### Records from a dataset
"""
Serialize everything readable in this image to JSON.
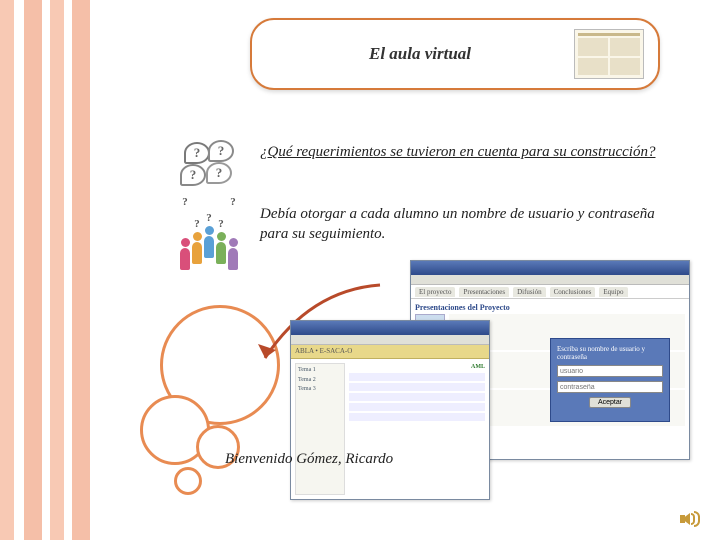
{
  "title": "El aula virtual",
  "question": "¿Qué  requerimientos se tuvieron en cuenta para su construcción?",
  "answer": "Debía otorgar a cada alumno un nombre de usuario y contraseña para su seguimiento.",
  "welcome": "Bienvenido Gómez, Ricardo",
  "login": {
    "user_label": "Escriba su nombre de usuario y contraseña",
    "user_placeholder": "usuario",
    "pass_placeholder": "contraseña",
    "button": "Aceptar"
  },
  "window_back": {
    "tabs": [
      "El proyecto",
      "Presentaciones",
      "Difusión",
      "Conclusiones",
      "Equipo"
    ],
    "section_title": "Presentaciones del Proyecto"
  },
  "window_front": {
    "header": "ABLA • E-SACA-O",
    "sidebar_items": [
      "Tema 1",
      "Tema 2",
      "Tema 3"
    ],
    "main_label": "AML"
  },
  "bubbles": {
    "q": "?"
  }
}
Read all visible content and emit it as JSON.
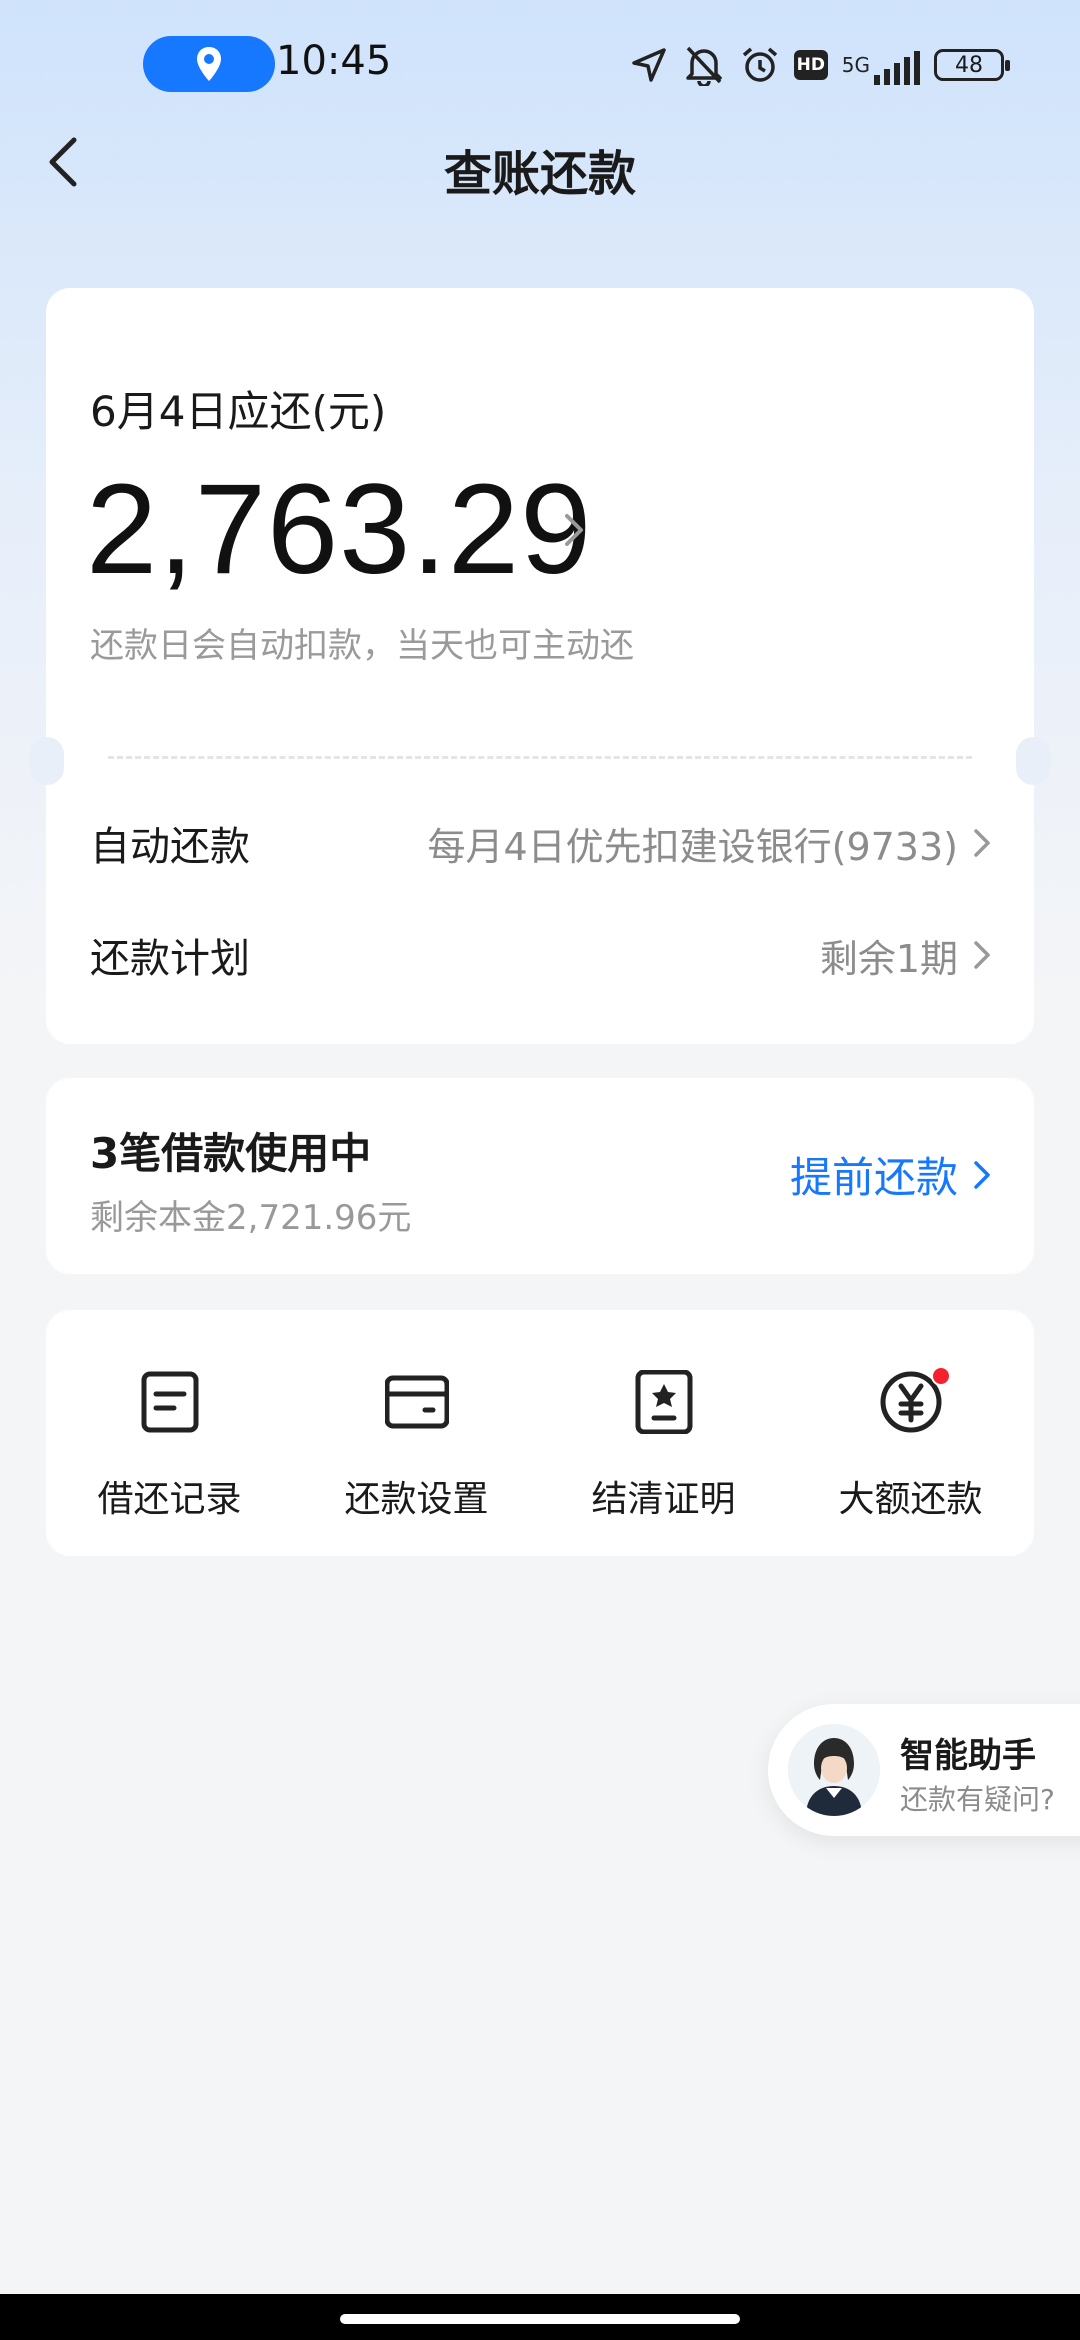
{
  "status_bar": {
    "time": "10:45",
    "network": "5G",
    "hd_label": "HD",
    "battery": "48",
    "icons": [
      "location-pill-icon",
      "navigation-arrow-icon",
      "mute-bell-icon",
      "alarm-icon",
      "hd-icon",
      "signal-icon",
      "battery-icon"
    ]
  },
  "header": {
    "title": "查账还款",
    "back_icon": "back-chevron-icon"
  },
  "bill": {
    "due_label": "6月4日应还(元)",
    "amount": "2,763.29",
    "note": "还款日会自动扣款，当天也可主动还",
    "auto_repay_label": "自动还款",
    "auto_repay_value": "每月4日优先扣建设银行(9733)",
    "plan_label": "还款计划",
    "plan_value": "剩余1期"
  },
  "loans": {
    "title": "3笔借款使用中",
    "remaining": "剩余本金2,721.96元",
    "prepay_label": "提前还款"
  },
  "tools": [
    {
      "label": "借还记录",
      "icon": "record-list-icon"
    },
    {
      "label": "还款设置",
      "icon": "card-icon"
    },
    {
      "label": "结清证明",
      "icon": "certificate-icon"
    },
    {
      "label": "大额还款",
      "icon": "yuan-icon"
    }
  ],
  "assistant": {
    "title": "智能助手",
    "subtitle": "还款有疑问?"
  },
  "colors": {
    "accent": "#1677ff",
    "badge_red": "#f5222d",
    "muted_text": "#8c8c8c"
  }
}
"""
### Request
Output all of the entries verbatim, leaving out any images.

### In response
Serialize everything readable in this image to JSON.
{
  "title": "El aula virtual",
  "question": "¿Qué  requerimientos se tuvieron en cuenta para su construcción?",
  "answer": "Debía otorgar a cada alumno un nombre de usuario y contraseña para su seguimiento.",
  "welcome": "Bienvenido Gómez, Ricardo",
  "login": {
    "user_label": "Escriba su nombre de usuario y contraseña",
    "user_placeholder": "usuario",
    "pass_placeholder": "contraseña",
    "button": "Aceptar"
  },
  "window_back": {
    "tabs": [
      "El proyecto",
      "Presentaciones",
      "Difusión",
      "Conclusiones",
      "Equipo"
    ],
    "section_title": "Presentaciones del Proyecto"
  },
  "window_front": {
    "header": "ABLA • E-SACA-O",
    "sidebar_items": [
      "Tema 1",
      "Tema 2",
      "Tema 3"
    ],
    "main_label": "AML"
  },
  "bubbles": {
    "q": "?"
  }
}
Read all visible content and emit it as JSON.
{
  "status_bar": {
    "time": "10:45",
    "network": "5G",
    "hd_label": "HD",
    "battery": "48",
    "icons": [
      "location-pill-icon",
      "navigation-arrow-icon",
      "mute-bell-icon",
      "alarm-icon",
      "hd-icon",
      "signal-icon",
      "battery-icon"
    ]
  },
  "header": {
    "title": "查账还款",
    "back_icon": "back-chevron-icon"
  },
  "bill": {
    "due_label": "6月4日应还(元)",
    "amount": "2,763.29",
    "note": "还款日会自动扣款，当天也可主动还",
    "auto_repay_label": "自动还款",
    "auto_repay_value": "每月4日优先扣建设银行(9733)",
    "plan_label": "还款计划",
    "plan_value": "剩余1期"
  },
  "loans": {
    "title": "3笔借款使用中",
    "remaining": "剩余本金2,721.96元",
    "prepay_label": "提前还款"
  },
  "tools": [
    {
      "label": "借还记录",
      "icon": "record-list-icon"
    },
    {
      "label": "还款设置",
      "icon": "card-icon"
    },
    {
      "label": "结清证明",
      "icon": "certificate-icon"
    },
    {
      "label": "大额还款",
      "icon": "yuan-icon"
    }
  ],
  "assistant": {
    "title": "智能助手",
    "subtitle": "还款有疑问?"
  },
  "colors": {
    "accent": "#1677ff",
    "badge_red": "#f5222d",
    "muted_text": "#8c8c8c"
  }
}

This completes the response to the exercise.